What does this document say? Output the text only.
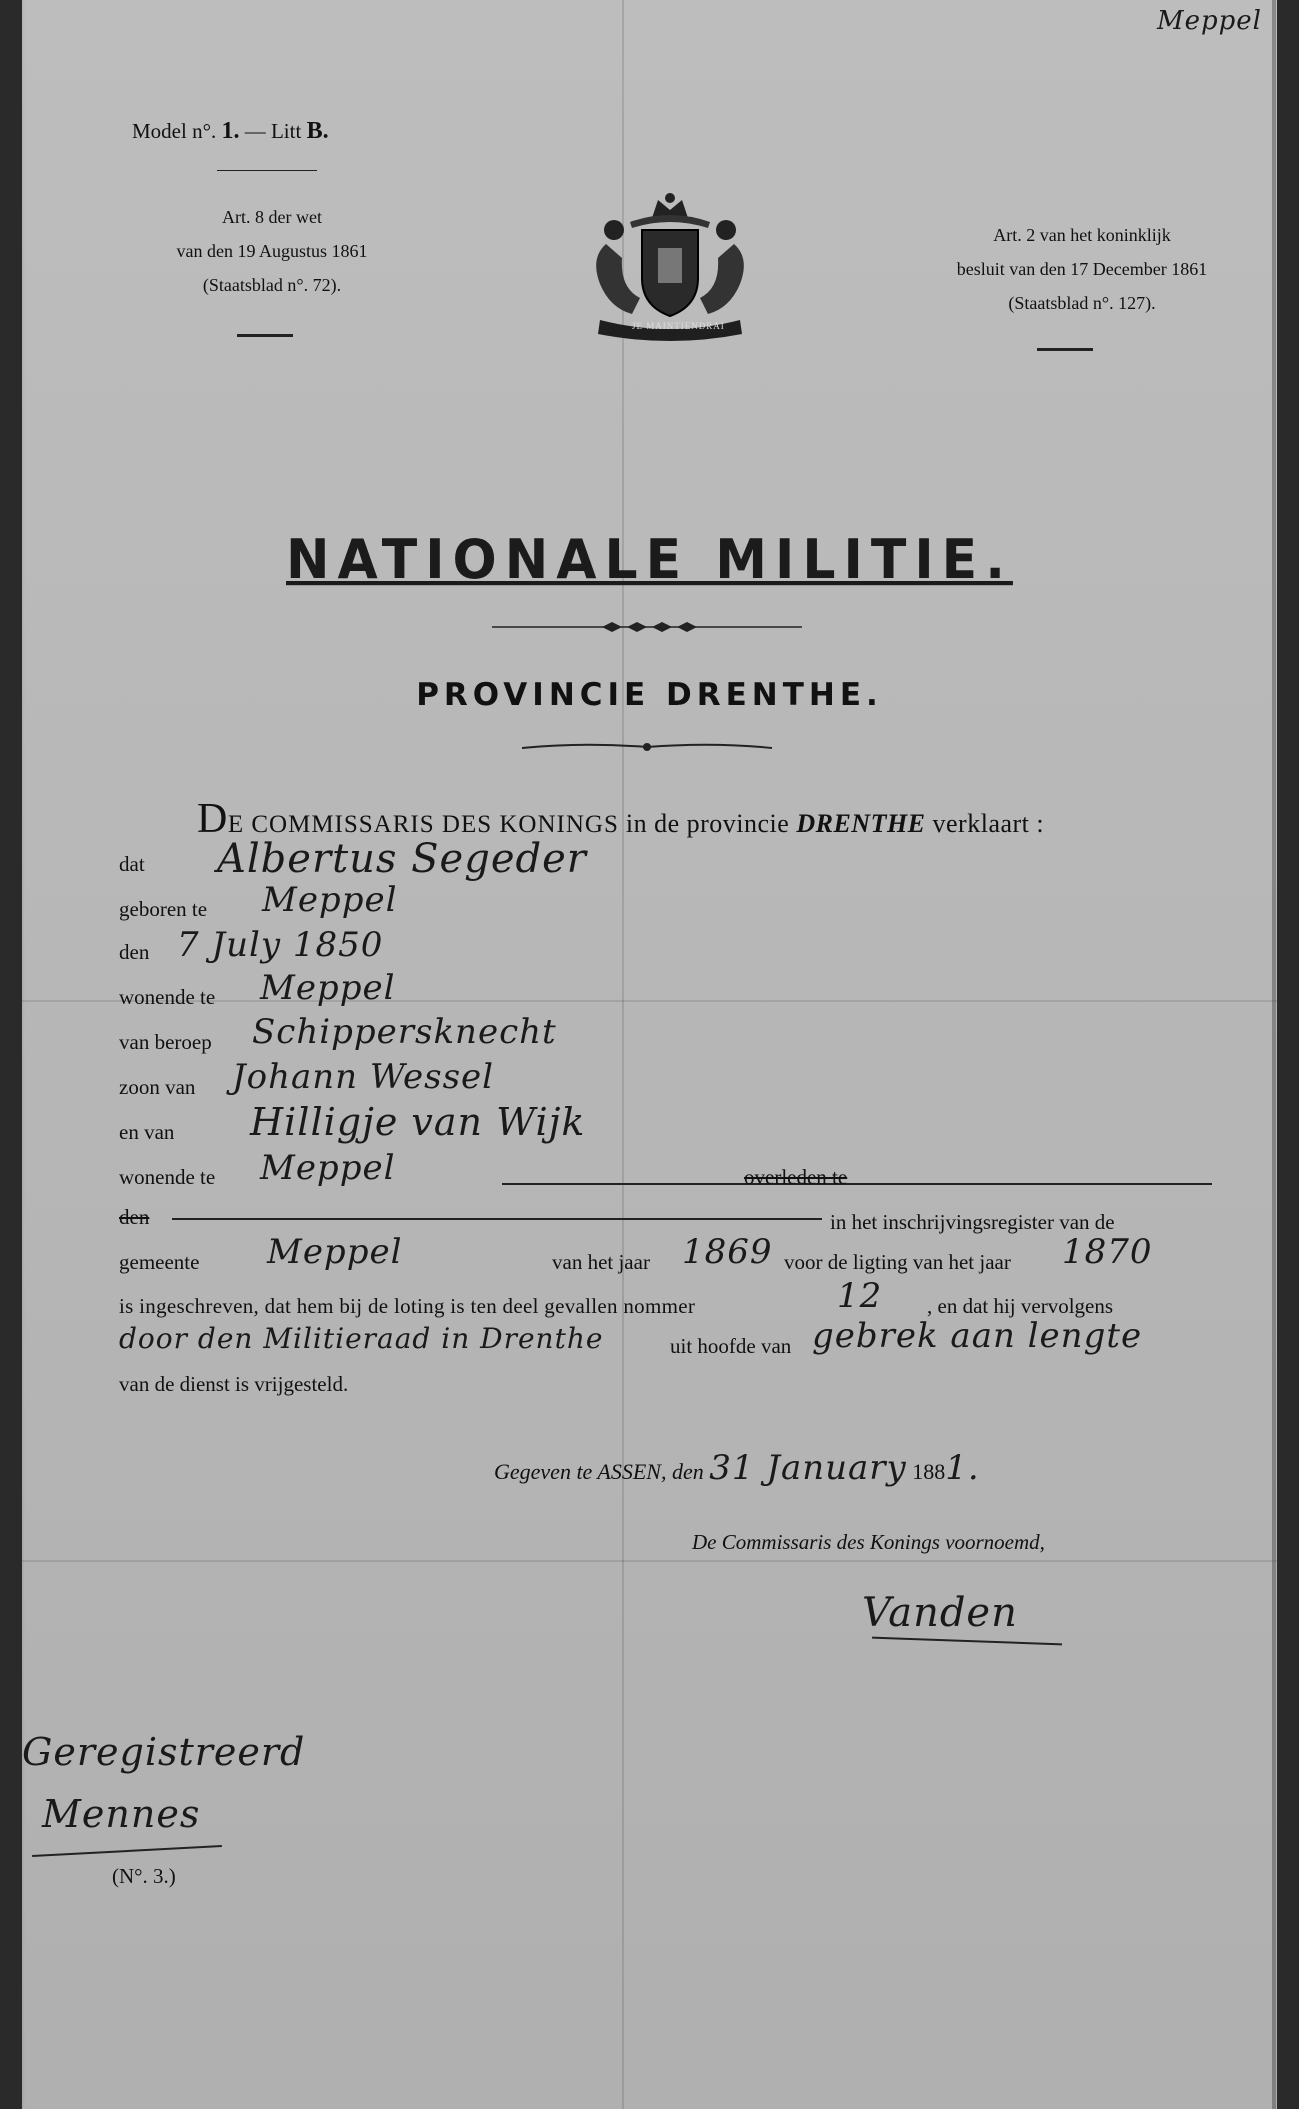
Meppel
Model n°. 1. — Litt B.
Art. 8 der wet
van den 19 Augustus 1861
(Staatsblad n°. 72).
JE MAINTIENDRAI
Art. 2 van het koninklijk
besluit van den 17 December 1861
(Staatsblad n°. 127).
NATIONALE MILITIE.
PROVINCIE DRENTHE.
DE COMMISSARIS DES KONINGS in de provincie DRENTHE verklaart :
dat Albertus Segeder
geboren te Meppel
den 7 July 1850
wonende te Meppel
van beroep Schippersknecht
zoon van Johann Wessel
en van Hilligje van Wijk
wonende te Meppel	overleden te
den	in het inschrijvingsregister van de
gemeente Meppel	van het jaar 1869 voor de ligting van het jaar 1870
is ingeschreven, dat hem bij de loting is ten deel gevallen nommer	12 , en dat hij vervolgens
door den Militieraad in Drenthe	uit hoofde van gebrek aan lengte
van de dienst is vrijgesteld.
Gegeven te ASSEN, den 31 January 1881.
De Commissaris des Konings voornoemd,
Vanden
Geregistreerd
Mennes
(N°. 3.)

▸ Stated problem
Quote the records in their entirety, keeping the wording exact and excluding pictures.

▸ Exercise answer
What does this document say? Output the text only.
Meppel
Model n°. 1. — Litt B.
Art. 8 der wet
van den 19 Augustus 1861
(Staatsblad n°. 72).
JE MAINTIENDRAI
Art. 2 van het koninklijk
besluit van den 17 December 1861
(Staatsblad n°. 127).
NATIONALE MILITIE.
PROVINCIE DRENTHE.
DE COMMISSARIS DES KONINGS in de provincie DRENTHE verklaart :
dat Albertus Segeder
geboren te Meppel
den 7 July 1850
wonende te Meppel
van beroep Schippersknecht
zoon van Johann Wessel
en van Hilligje van Wijk
wonende te Meppel	overleden te
den	in het inschrijvingsregister van de
gemeente Meppel	van het jaar 1869 voor de ligting van het jaar 1870
is ingeschreven, dat hem bij de loting is ten deel gevallen nommer	12 , en dat hij vervolgens
door den Militieraad in Drenthe	uit hoofde van gebrek aan lengte
van de dienst is vrijgesteld.
Gegeven te ASSEN, den 31 January 1881.
De Commissaris des Konings voornoemd,
Vanden
Geregistreerd
Mennes
(N°. 3.)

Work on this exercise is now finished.